### Exercise
Give only the items from the line holding "editor-tab[interactable]: Edit.cshtml [126, 2, 216, 24]" through the line holding "collapse-icon[interactable] [30, 48, 39, 56]", inclusive, with "code-text" renamed to "source-line" and everything else unchanged.

### Supplied data
┌──

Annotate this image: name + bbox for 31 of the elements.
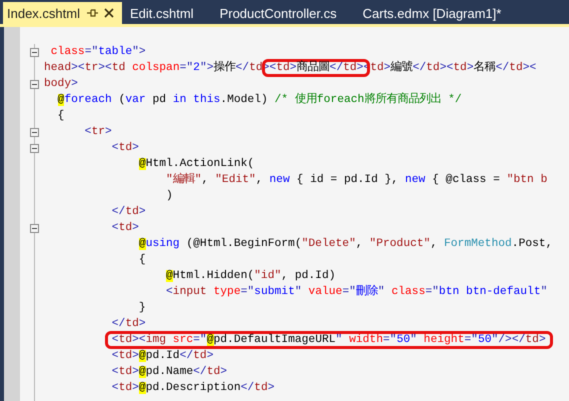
editor-tab[interactable]: Edit.cshtml [126, 2, 216, 24]
code-text: body> [44, 76, 78, 92]
code-text: <td>@pd.Description</td> [112, 380, 275, 396]
code-text: { [138, 252, 146, 268]
code-text: <td>@pd.Name</td> [112, 364, 228, 380]
code-text: <input type="submit" value="刪除" class="btn btn-default" [166, 284, 548, 300]
highlighted-code: <td><img src="@pd.DefaultImageURL" width="50" height="50"/></td> [104, 331, 553, 349]
collapse-icon[interactable] [30, 48, 39, 56]
code-text: @using (@Html.BeginForm("Delete", "Product", FormMethod.Post, [138, 236, 552, 252]
editor-tab[interactable]: Carts.edmx [Diagram1]* [358, 2, 524, 24]
close-icon[interactable] [104, 8, 114, 18]
code-text: </td> [112, 316, 146, 332]
collapse-icon[interactable] [30, 80, 39, 88]
code-text: class="table"> [50, 44, 146, 60]
code-text: { [58, 108, 64, 124]
editor-tab[interactable]: ProductController.cs [216, 2, 359, 24]
code-text: <tr> [84, 125, 112, 140]
editor-tab[interactable]: Index.cshtml [3, 2, 122, 24]
code-text: } [138, 300, 146, 316]
collapse-icon[interactable] [30, 224, 39, 232]
code-text: </td> [112, 204, 146, 220]
collapse-icon[interactable] [30, 128, 39, 136]
code-text: @Html.ActionLink( [138, 156, 254, 172]
code-text: <td> [112, 220, 139, 236]
code-text: ) [166, 188, 173, 204]
code-text: <td>@pd.Id</td> [112, 348, 214, 364]
code-text: @Html.Hidden("id", pd.Id) [166, 268, 336, 284]
code-text: <td> [112, 140, 139, 156]
collapse-icon[interactable] [30, 144, 39, 152]
code-text: "編輯", "Edit", new { id = pd.Id }, new { @class = "btn b [166, 172, 548, 188]
pin-icon[interactable] [86, 8, 98, 18]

└──

### Solution to the exercise
editor-tab[interactable]: Edit.cshtml [126, 2, 216, 24]
source-line: body> [44, 76, 78, 92]
source-line: <td>@pd.Description</td> [112, 380, 275, 396]
source-line: { [138, 252, 146, 268]
source-line: <td>@pd.Name</td> [112, 364, 228, 380]
source-line: <input type="submit" value="刪除" class="btn btn-default" [166, 284, 548, 300]
highlighted-code: <td><img src="@pd.DefaultImageURL" width="50" height="50"/></td> [104, 331, 553, 349]
collapse-icon[interactable] [30, 48, 39, 56]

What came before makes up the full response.